------ Extract
Frequently Asked Questions

From Sniper
Jump to navigation Jump to search

Q: How is the memory subsystem in Sniper different from other simulators?

A: The memory hierarchy in Sniper resolves memory requests immediately. This allows Sniper to run at higher speeds as it does not require the simulator to be run in lock step every cycle. By default, we use barrier synchronization with a fairly low interval (1000ns) to maintain accuracy, as relaxed synchronization (--clock_skew_minimization/scheme=none) can result in large errors. See our SC11 paper for more details on synchronization options and the speed versus accuracy trade-offs. For more details on how Sniper's memory subsystem works, see our causality information page.

Q: How good is the accuracy of Sniper compared to real hardware?
------------
------ Material provided
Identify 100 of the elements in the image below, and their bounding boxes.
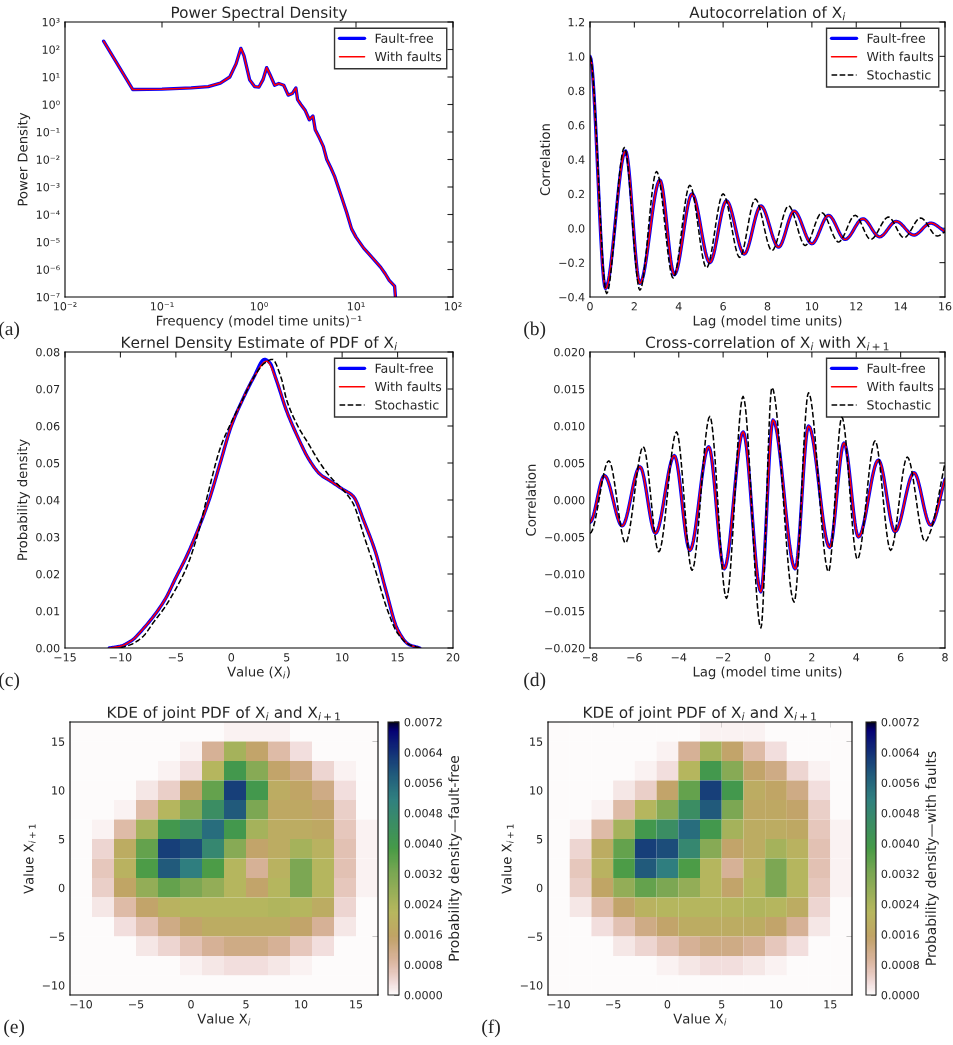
x-tick-label: 8 bbox=[764, 302, 771, 311]
chart-title: Cross-correlation of X$_{i}$ with X$_{i+1}$ bbox=[645, 336, 889, 351]
color-bar-label: 0.0072 bbox=[881, 717, 919, 727]
y-tick-label: 0.000 bbox=[554, 495, 585, 505]
y-tick-label: −10 bbox=[520, 981, 543, 990]
y-tick-label: 0 bbox=[536, 883, 543, 893]
y-tick-label: 10⁻³ bbox=[36, 182, 60, 192]
x-tick-label: 10² bbox=[444, 302, 462, 311]
x-tick-label: −8 bbox=[582, 653, 598, 662]
x-tick-label: −4 bbox=[671, 653, 687, 662]
legend-label: Stochastic bbox=[867, 69, 931, 80]
color-bar-label: 0.0008 bbox=[404, 960, 442, 970]
x-tick-label: 0 bbox=[764, 653, 771, 662]
y-tick-label: −10 bbox=[42, 981, 65, 990]
y-tick-label: 0.05 bbox=[36, 458, 60, 468]
y-axis-title: Probability density bbox=[17, 439, 30, 560]
color-bar-label: 0.0072 bbox=[404, 717, 442, 727]
y-tick-label: 5 bbox=[58, 835, 65, 844]
x-tick-label: 10 bbox=[770, 1000, 783, 1009]
y-tick-label: −0.020 bbox=[545, 643, 585, 653]
color-bar-label: 0.0000 bbox=[881, 990, 919, 1000]
chart-title: KDE of joint PDF of X$_{i}$ and X$_{i+1}$ bbox=[584, 706, 816, 722]
x-tick-label: −5 bbox=[168, 653, 184, 662]
y-tick-label: −5 bbox=[49, 932, 65, 941]
x-tick-label: 10⁻¹ bbox=[150, 302, 174, 311]
x-tick-label: −10 bbox=[70, 1000, 92, 1009]
y-tick-label: −0.015 bbox=[545, 606, 585, 616]
y-tick-label: 10⁻⁴ bbox=[36, 210, 60, 219]
x-tick-label: 0 bbox=[587, 302, 593, 311]
y-axis-title: Power Density bbox=[17, 112, 31, 206]
color-bar-title: Probability density—fault-free bbox=[448, 755, 462, 961]
x-tick-label: 16 bbox=[939, 302, 952, 311]
y-axis-title: Value X$_{i+1}$ bbox=[23, 824, 36, 894]
y-tick-label: 0.0 bbox=[568, 224, 585, 233]
legend-label: With faults bbox=[374, 51, 442, 62]
y-tick-label: 0.4 bbox=[568, 155, 585, 164]
x-tick-label: −6 bbox=[627, 653, 642, 662]
y-tick-label: 0.015 bbox=[554, 384, 585, 394]
legend-label: With faults bbox=[866, 381, 934, 392]
chart-title: Kernel Density Estimate of PDF of X$_{i}$ bbox=[122, 336, 397, 352]
x-tick-label: 0 bbox=[188, 1000, 194, 1009]
y-tick-label: 0.00 bbox=[36, 643, 60, 653]
x-tick-label: 14 bbox=[894, 302, 908, 311]
x-tick-label: 0 bbox=[664, 1000, 671, 1009]
x-tick-label: −10 bbox=[109, 653, 132, 662]
x-tick-label: 10 bbox=[336, 653, 349, 662]
y-tick-label: 1.2 bbox=[568, 17, 585, 27]
y-tick-label: 10³ bbox=[42, 17, 60, 27]
x-tick-label: 10⁰ bbox=[250, 302, 268, 311]
y-tick-label: 0.06 bbox=[36, 421, 60, 431]
legend-label: Fault-free bbox=[375, 33, 434, 43]
x-tick-label: 10 bbox=[295, 1000, 308, 1009]
y-tick-label: −0.010 bbox=[545, 569, 585, 579]
color-bar-label: 0.0056 bbox=[404, 778, 443, 788]
legend-label: Fault-free bbox=[867, 33, 926, 43]
y-tick-label: 0.01 bbox=[36, 606, 60, 616]
y-tick-label: 15 bbox=[52, 737, 65, 746]
y-tick-label: 0.010 bbox=[554, 421, 585, 431]
x-axis-title: Frequency (model time units)⁻¹ bbox=[156, 315, 362, 329]
color-bar-title: Probability density—with faults bbox=[925, 751, 939, 965]
x-tick-label: 5 bbox=[243, 1000, 249, 1009]
x-tick-label: 20 bbox=[446, 653, 460, 662]
x-tick-label: 15 bbox=[391, 653, 404, 662]
x-axis-title: Value (X$_{i}$) bbox=[227, 666, 290, 679]
y-tick-label: 10 bbox=[530, 786, 543, 795]
legend-label: Fault-free bbox=[375, 363, 434, 373]
color-bar-label: 0.0024 bbox=[881, 899, 920, 909]
y-tick-label: 0.6 bbox=[568, 121, 585, 130]
color-bar-label: 0.0040 bbox=[404, 839, 442, 848]
text: (a) bbox=[0, 321, 20, 340]
y-tick-label: 10⁻⁷ bbox=[36, 292, 60, 302]
x-tick-label: −15 bbox=[54, 653, 76, 662]
y-tick-label: −0.2 bbox=[559, 258, 585, 267]
x-tick-label: 6 bbox=[897, 653, 904, 662]
y-axis-title: Value X$_{i+1}$ bbox=[501, 824, 514, 894]
x-axis-title: Value X$_{i}$ bbox=[197, 1013, 251, 1026]
x-tick-label: 2 bbox=[631, 302, 637, 311]
y-axis-title: Correlation bbox=[539, 124, 551, 196]
y-tick-label: 10⁻⁵ bbox=[36, 237, 60, 247]
legend-label: Stochastic bbox=[375, 399, 439, 410]
y-tick-label: −5 bbox=[527, 932, 543, 941]
text: (d) bbox=[524, 672, 546, 691]
text: (c) bbox=[0, 672, 20, 691]
text: (f) bbox=[482, 1019, 500, 1038]
text: (e) bbox=[4, 1019, 25, 1038]
y-tick-label: 0.020 bbox=[554, 347, 585, 357]
legend-label: With faults bbox=[866, 51, 934, 62]
color-bar-label: 0.0024 bbox=[404, 899, 443, 909]
y-tick-label: 10⁻² bbox=[36, 155, 60, 164]
y-tick-label: 1.0 bbox=[568, 52, 585, 61]
color-bar-label: 0.0000 bbox=[404, 990, 442, 1000]
y-axis-title: Correlation bbox=[525, 464, 536, 536]
color-bar-label: 0.0032 bbox=[881, 869, 919, 879]
y-tick-label: 0.07 bbox=[36, 384, 60, 394]
y-tick-label: −0.4 bbox=[559, 292, 585, 302]
x-tick-label: 2 bbox=[809, 653, 815, 662]
y-tick-label: 0.02 bbox=[36, 569, 60, 579]
color-bar-label: 0.0008 bbox=[881, 960, 919, 970]
y-tick-label: 0.005 bbox=[554, 458, 585, 468]
chart-title: Power Spectral Density bbox=[171, 6, 348, 22]
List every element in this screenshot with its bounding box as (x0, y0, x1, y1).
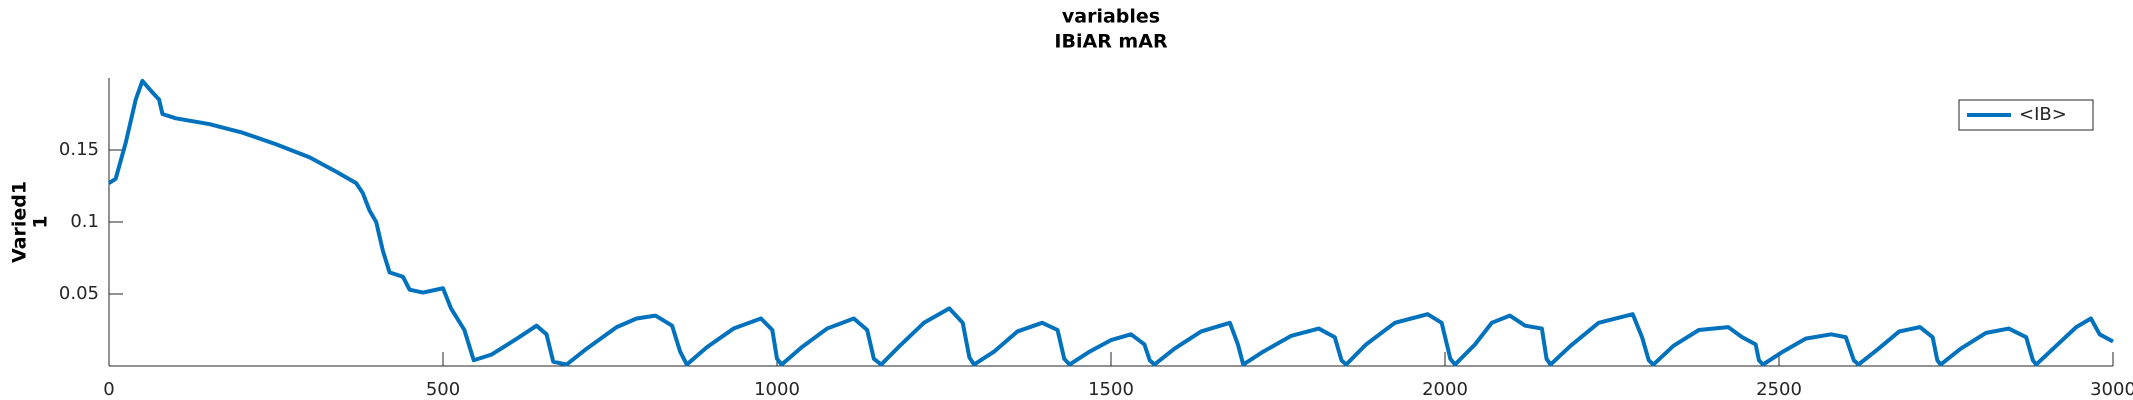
x-tick-label: 2500 (1756, 379, 1802, 400)
chart-title: variables (1062, 6, 1160, 28)
y-axis-label: Varied1 (9, 181, 31, 263)
x-tick-label: 0 (103, 379, 114, 400)
chart-subtitle: IBiAR mAR (1054, 31, 1168, 53)
x-tick-label: 500 (426, 379, 460, 400)
x-tick-label: 3000 (2090, 379, 2133, 400)
y-tick-label: 0.15 (59, 139, 99, 160)
data-line (107, 78, 2114, 367)
x-tick-label: 1000 (754, 379, 800, 400)
legend-label: <IB> (2019, 104, 2067, 125)
x-tick-label: 1500 (1088, 379, 1134, 400)
y-axis-label: 1 (30, 215, 52, 228)
y-tick-label: 0.1 (70, 211, 99, 232)
x-tick-label: 2000 (1422, 379, 1468, 400)
y-tick-label: 0.05 (59, 283, 99, 304)
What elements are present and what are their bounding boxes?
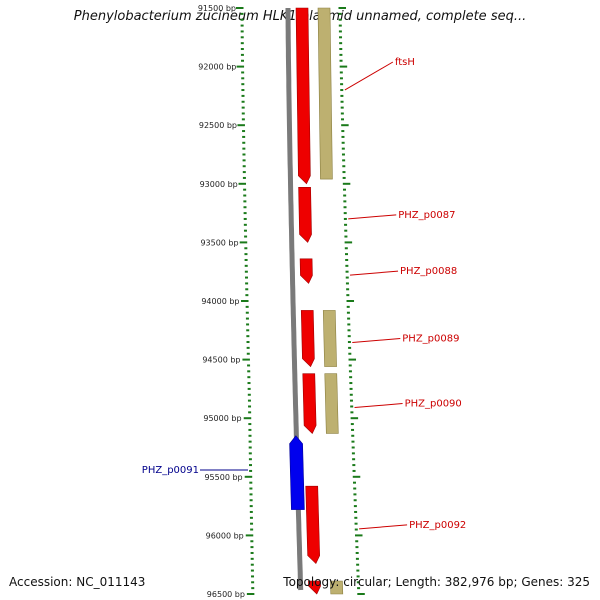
- gene-label: ftsH: [395, 57, 415, 68]
- gene-arrow: [289, 435, 305, 510]
- label-leader: [359, 524, 408, 530]
- accession-label: Accession: NC_011143: [9, 575, 146, 589]
- sequence-summary: Topology: circular; Length: 382,976 bp; …: [283, 575, 590, 589]
- inner-tick-ring: [236, 7, 255, 595]
- tick-label: 91500 bp: [198, 4, 236, 13]
- tick-label: 94500 bp: [202, 356, 240, 365]
- gene-arrow: [305, 485, 320, 565]
- gene-label: PHZ_p0088: [400, 266, 457, 277]
- tick-label: 95500 bp: [204, 473, 242, 482]
- tick-label: 92000 bp: [198, 63, 236, 72]
- label-leader: [344, 61, 394, 91]
- feature-band: [322, 310, 337, 367]
- gene-label: PHZ_p0092: [409, 520, 466, 531]
- label-leader: [354, 403, 403, 409]
- feature-band: [324, 373, 339, 434]
- gene-arrow: [300, 310, 315, 368]
- label-leader: [348, 214, 397, 220]
- tick-label: 94000 bp: [201, 297, 239, 306]
- label-leader: [349, 270, 399, 276]
- feature-band: [317, 7, 333, 180]
- gene-arrow: [295, 7, 311, 185]
- feature-track: [317, 7, 344, 595]
- feature-band: [330, 580, 344, 595]
- gene-arrow: [298, 187, 312, 243]
- tick-label: 96500 bp: [207, 590, 245, 599]
- tick-label: 92500 bp: [199, 121, 237, 130]
- gene-label: PHZ_p0089: [402, 334, 459, 345]
- gene-label: PHZ_p0090: [405, 399, 462, 410]
- gene-label: PHZ_p0087: [398, 210, 455, 221]
- tick-label: 96000 bp: [206, 531, 244, 540]
- label-leader: [352, 338, 401, 344]
- gene-track: [289, 7, 321, 595]
- gene-labels: ftsH PHZ_p0087 PHZ_p0088 PHZ_p0089 PHZ_p0090…: [142, 57, 467, 531]
- gene-arrow: [299, 258, 313, 284]
- position-axis: 91500 bp 92000 bp 92500 bp 93000 bp 93500 bp…: [198, 4, 245, 599]
- tick-label: 93000 bp: [200, 180, 238, 189]
- gene-arrow: [308, 580, 321, 595]
- outer-tick-ring: [338, 7, 365, 595]
- tick-label: 93500 bp: [200, 238, 238, 247]
- gene-arrow: [302, 373, 317, 434]
- tick-label: 95000 bp: [203, 414, 241, 423]
- gene-label: PHZ_p0091: [142, 465, 199, 476]
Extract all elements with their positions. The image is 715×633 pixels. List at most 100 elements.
------------
_Aim 1_
Print the Sniper FAQ in full, word for word.
_Aim 2_
From the records, output the lines verbatim, beginning at the line that contains "x-tick-label: 2500 (1756, 379, 1802, 400)" and stopping after the line that contains "x-tick-label: 3000 (2090, 379, 2133, 400)".

_Complete response 1_
Frequently Asked Questions

From Sniper
Jump to navigation Jump to search

Q: How is the memory subsystem in Sniper different from other simulators?

A: The memory hierarchy in Sniper resolves memory requests immediately. This allows Sniper to run at higher speeds as it does not require the simulator to be run in lock step every cycle. By default, we use barrier synchronization with a fairly low interval (1000ns) to maintain accuracy, as relaxed synchronization (--clock_skew_minimization/scheme=none) can result in large errors. See our SC11 paper for more details on synchronization options and the speed versus accuracy trade-offs. For more details on how Sniper's memory subsystem works, see our causality information page.

Q: How good is the accuracy of Sniper compared to real hardware?

_Complete response 2_
x-tick-label: 2500 (1756, 379, 1802, 400)
chart-title: variables (1062, 6, 1160, 28)
y-axis-label: Varied1 (9, 181, 31, 263)
x-tick-label: 0 (103, 379, 114, 400)
chart-subtitle: IBiAR mAR (1054, 31, 1168, 53)
x-tick-label: 500 (426, 379, 460, 400)
x-tick-label: 3000 (2090, 379, 2133, 400)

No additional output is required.